Your instructions: Exactly reproduce all the records, keeping pictures out of the copy.

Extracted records
-*-*-

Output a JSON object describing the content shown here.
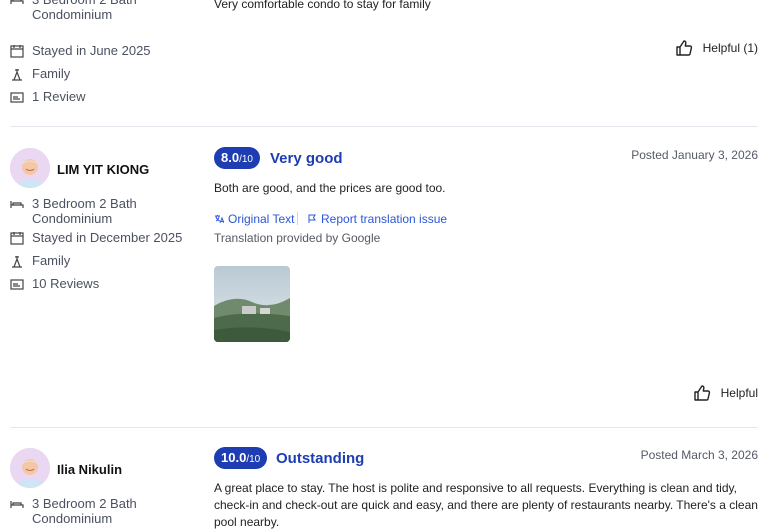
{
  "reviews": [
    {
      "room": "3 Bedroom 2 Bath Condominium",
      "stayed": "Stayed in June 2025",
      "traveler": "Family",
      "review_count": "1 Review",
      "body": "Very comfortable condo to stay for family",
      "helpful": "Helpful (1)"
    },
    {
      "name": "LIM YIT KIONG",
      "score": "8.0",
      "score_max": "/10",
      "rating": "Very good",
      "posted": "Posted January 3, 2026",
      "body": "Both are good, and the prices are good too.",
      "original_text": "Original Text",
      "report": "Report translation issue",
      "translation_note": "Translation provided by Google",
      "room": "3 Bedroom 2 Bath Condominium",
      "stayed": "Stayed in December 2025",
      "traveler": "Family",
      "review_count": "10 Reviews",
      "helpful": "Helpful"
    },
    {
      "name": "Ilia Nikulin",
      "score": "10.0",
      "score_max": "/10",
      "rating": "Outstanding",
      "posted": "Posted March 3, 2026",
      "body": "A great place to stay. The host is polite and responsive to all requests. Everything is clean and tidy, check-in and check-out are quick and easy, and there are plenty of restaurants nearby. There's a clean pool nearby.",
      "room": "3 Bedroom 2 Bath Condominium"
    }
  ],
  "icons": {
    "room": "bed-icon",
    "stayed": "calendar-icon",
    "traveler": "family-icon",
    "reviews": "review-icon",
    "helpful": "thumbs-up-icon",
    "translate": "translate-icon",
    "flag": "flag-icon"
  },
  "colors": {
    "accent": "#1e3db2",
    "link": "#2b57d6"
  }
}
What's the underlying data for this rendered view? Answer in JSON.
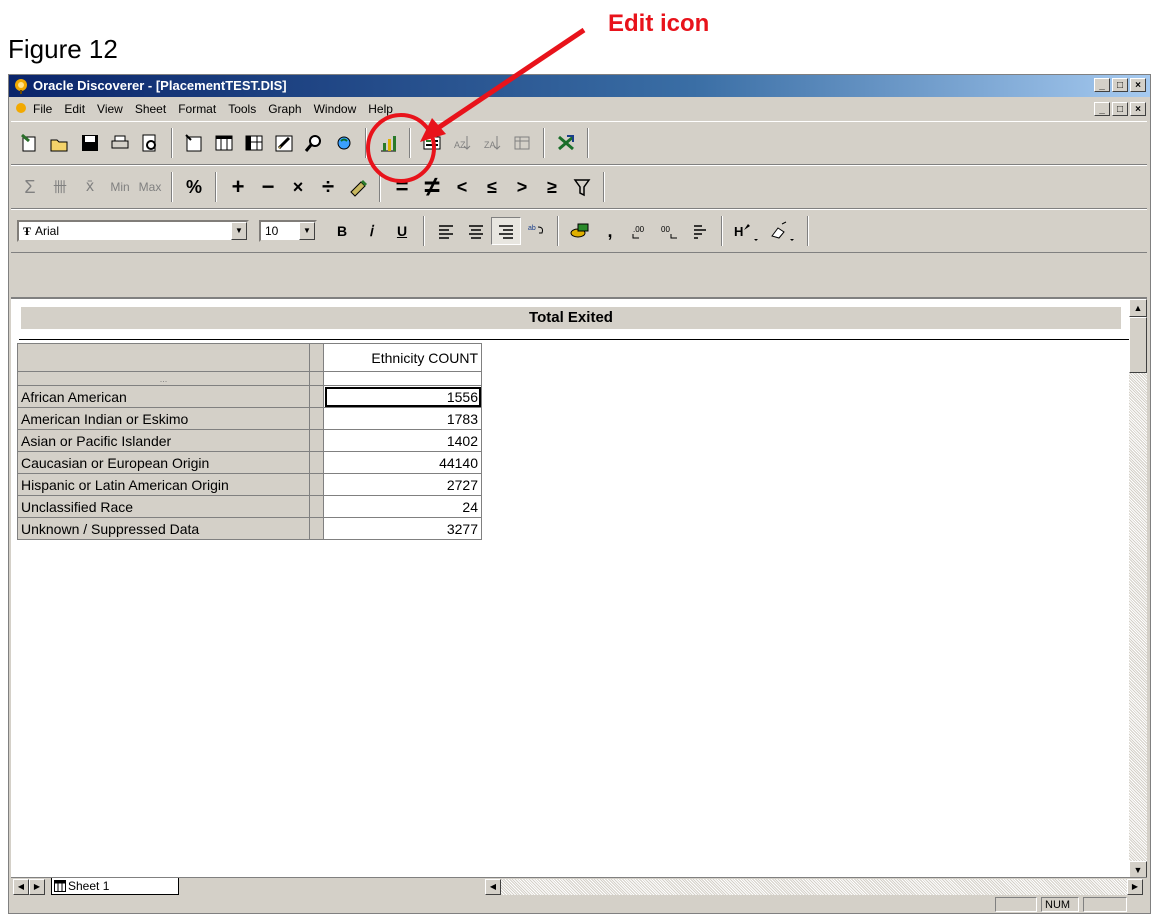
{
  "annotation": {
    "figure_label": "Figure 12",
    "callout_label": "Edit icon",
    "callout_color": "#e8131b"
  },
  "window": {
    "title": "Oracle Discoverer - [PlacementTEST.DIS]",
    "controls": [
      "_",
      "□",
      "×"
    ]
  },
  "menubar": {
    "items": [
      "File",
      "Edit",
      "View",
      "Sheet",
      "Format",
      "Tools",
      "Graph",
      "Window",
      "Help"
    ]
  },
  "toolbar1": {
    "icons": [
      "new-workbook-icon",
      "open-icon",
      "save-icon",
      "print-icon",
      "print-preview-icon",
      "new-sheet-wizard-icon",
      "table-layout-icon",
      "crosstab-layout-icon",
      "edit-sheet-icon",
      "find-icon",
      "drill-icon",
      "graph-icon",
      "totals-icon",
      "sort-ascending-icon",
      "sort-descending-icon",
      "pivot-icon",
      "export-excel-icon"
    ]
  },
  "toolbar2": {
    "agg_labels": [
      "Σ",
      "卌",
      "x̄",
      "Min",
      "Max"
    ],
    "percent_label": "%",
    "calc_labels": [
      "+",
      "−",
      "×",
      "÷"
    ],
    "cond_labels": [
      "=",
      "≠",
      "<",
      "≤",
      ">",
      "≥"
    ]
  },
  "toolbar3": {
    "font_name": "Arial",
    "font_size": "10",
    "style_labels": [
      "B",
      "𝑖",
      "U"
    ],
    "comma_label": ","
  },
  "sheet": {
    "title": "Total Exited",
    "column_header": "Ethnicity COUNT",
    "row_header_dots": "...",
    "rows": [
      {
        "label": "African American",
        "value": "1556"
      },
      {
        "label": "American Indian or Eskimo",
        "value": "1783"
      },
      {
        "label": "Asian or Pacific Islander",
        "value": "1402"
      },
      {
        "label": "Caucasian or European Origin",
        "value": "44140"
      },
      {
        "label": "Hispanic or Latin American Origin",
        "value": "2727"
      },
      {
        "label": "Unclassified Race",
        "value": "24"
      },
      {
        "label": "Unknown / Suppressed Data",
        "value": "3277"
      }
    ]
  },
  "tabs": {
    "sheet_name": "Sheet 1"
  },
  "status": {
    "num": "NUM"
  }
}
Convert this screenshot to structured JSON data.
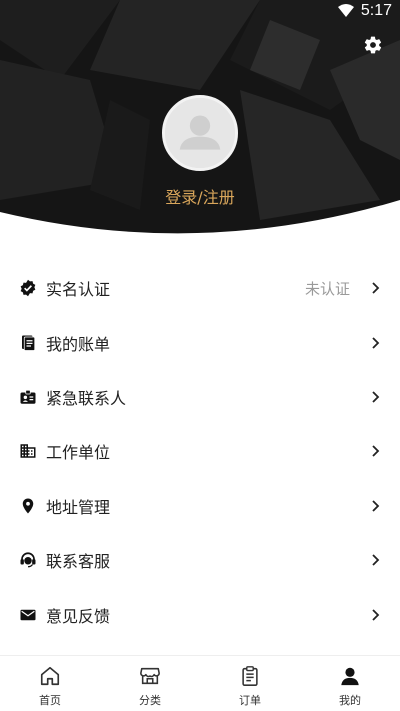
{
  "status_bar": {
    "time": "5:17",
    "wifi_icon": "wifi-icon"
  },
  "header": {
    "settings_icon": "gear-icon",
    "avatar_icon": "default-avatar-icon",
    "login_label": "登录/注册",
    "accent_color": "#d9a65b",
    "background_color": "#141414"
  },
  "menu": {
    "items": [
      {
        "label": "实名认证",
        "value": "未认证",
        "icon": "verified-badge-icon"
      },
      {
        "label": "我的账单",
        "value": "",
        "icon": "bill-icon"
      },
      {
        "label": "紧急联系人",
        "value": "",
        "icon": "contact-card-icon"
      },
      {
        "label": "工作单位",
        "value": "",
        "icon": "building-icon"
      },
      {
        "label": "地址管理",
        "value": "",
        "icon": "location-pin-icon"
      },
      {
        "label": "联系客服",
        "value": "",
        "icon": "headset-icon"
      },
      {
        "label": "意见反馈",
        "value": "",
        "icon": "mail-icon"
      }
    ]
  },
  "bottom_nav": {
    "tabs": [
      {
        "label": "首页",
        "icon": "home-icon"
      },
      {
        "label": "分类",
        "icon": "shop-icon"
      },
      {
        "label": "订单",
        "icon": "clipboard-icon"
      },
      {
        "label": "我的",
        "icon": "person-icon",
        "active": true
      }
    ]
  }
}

-*-*-

Exercise output:
Output a JSON object describing the content shown here.
{
  "reviews": [
    {
      "room": "3 Bedroom 2 Bath Condominium",
      "stayed": "Stayed in June 2025",
      "traveler": "Family",
      "review_count": "1 Review",
      "body": "Very comfortable condo to stay for family",
      "helpful": "Helpful (1)"
    },
    {
      "name": "LIM YIT KIONG",
      "score": "8.0",
      "score_max": "/10",
      "rating": "Very good",
      "posted": "Posted January 3, 2026",
      "body": "Both are good, and the prices are good too.",
      "original_text": "Original Text",
      "report": "Report translation issue",
      "translation_note": "Translation provided by Google",
      "room": "3 Bedroom 2 Bath Condominium",
      "stayed": "Stayed in December 2025",
      "traveler": "Family",
      "review_count": "10 Reviews",
      "helpful": "Helpful"
    },
    {
      "name": "Ilia Nikulin",
      "score": "10.0",
      "score_max": "/10",
      "rating": "Outstanding",
      "posted": "Posted March 3, 2026",
      "body": "A great place to stay. The host is polite and responsive to all requests. Everything is clean and tidy, check-in and check-out are quick and easy, and there are plenty of restaurants nearby. There's a clean pool nearby.",
      "room": "3 Bedroom 2 Bath Condominium"
    }
  ],
  "icons": {
    "room": "bed-icon",
    "stayed": "calendar-icon",
    "traveler": "family-icon",
    "reviews": "review-icon",
    "helpful": "thumbs-up-icon",
    "translate": "translate-icon",
    "flag": "flag-icon"
  },
  "colors": {
    "accent": "#1e3db2",
    "link": "#2b57d6"
  }
}
What's the underlying data for this rendered view? Answer in JSON.
{
  "annotation": {
    "figure_label": "Figure 12",
    "callout_label": "Edit icon",
    "callout_color": "#e8131b"
  },
  "window": {
    "title": "Oracle Discoverer - [PlacementTEST.DIS]",
    "controls": [
      "_",
      "□",
      "×"
    ]
  },
  "menubar": {
    "items": [
      "File",
      "Edit",
      "View",
      "Sheet",
      "Format",
      "Tools",
      "Graph",
      "Window",
      "Help"
    ]
  },
  "toolbar1": {
    "icons": [
      "new-workbook-icon",
      "open-icon",
      "save-icon",
      "print-icon",
      "print-preview-icon",
      "new-sheet-wizard-icon",
      "table-layout-icon",
      "crosstab-layout-icon",
      "edit-sheet-icon",
      "find-icon",
      "drill-icon",
      "graph-icon",
      "totals-icon",
      "sort-ascending-icon",
      "sort-descending-icon",
      "pivot-icon",
      "export-excel-icon"
    ]
  },
  "toolbar2": {
    "agg_labels": [
      "Σ",
      "卌",
      "x̄",
      "Min",
      "Max"
    ],
    "percent_label": "%",
    "calc_labels": [
      "+",
      "−",
      "×",
      "÷"
    ],
    "cond_labels": [
      "=",
      "≠",
      "<",
      "≤",
      ">",
      "≥"
    ]
  },
  "toolbar3": {
    "font_name": "Arial",
    "font_size": "10",
    "style_labels": [
      "B",
      "𝑖",
      "U"
    ],
    "comma_label": ","
  },
  "sheet": {
    "title": "Total Exited",
    "column_header": "Ethnicity COUNT",
    "row_header_dots": "...",
    "rows": [
      {
        "label": "African American",
        "value": "1556"
      },
      {
        "label": "American Indian or Eskimo",
        "value": "1783"
      },
      {
        "label": "Asian or Pacific Islander",
        "value": "1402"
      },
      {
        "label": "Caucasian or European Origin",
        "value": "44140"
      },
      {
        "label": "Hispanic or Latin American Origin",
        "value": "2727"
      },
      {
        "label": "Unclassified Race",
        "value": "24"
      },
      {
        "label": "Unknown / Suppressed Data",
        "value": "3277"
      }
    ]
  },
  "tabs": {
    "sheet_name": "Sheet 1"
  },
  "status": {
    "num": "NUM"
  }
}
Convert this screenshot to structured JSON data.
{
  "status_bar": {
    "time": "5:17",
    "wifi_icon": "wifi-icon"
  },
  "header": {
    "settings_icon": "gear-icon",
    "avatar_icon": "default-avatar-icon",
    "login_label": "登录/注册",
    "accent_color": "#d9a65b",
    "background_color": "#141414"
  },
  "menu": {
    "items": [
      {
        "label": "实名认证",
        "value": "未认证",
        "icon": "verified-badge-icon"
      },
      {
        "label": "我的账单",
        "value": "",
        "icon": "bill-icon"
      },
      {
        "label": "紧急联系人",
        "value": "",
        "icon": "contact-card-icon"
      },
      {
        "label": "工作单位",
        "value": "",
        "icon": "building-icon"
      },
      {
        "label": "地址管理",
        "value": "",
        "icon": "location-pin-icon"
      },
      {
        "label": "联系客服",
        "value": "",
        "icon": "headset-icon"
      },
      {
        "label": "意见反馈",
        "value": "",
        "icon": "mail-icon"
      }
    ]
  },
  "bottom_nav": {
    "tabs": [
      {
        "label": "首页",
        "icon": "home-icon"
      },
      {
        "label": "分类",
        "icon": "shop-icon"
      },
      {
        "label": "订单",
        "icon": "clipboard-icon"
      },
      {
        "label": "我的",
        "icon": "person-icon",
        "active": true
      }
    ]
  }
}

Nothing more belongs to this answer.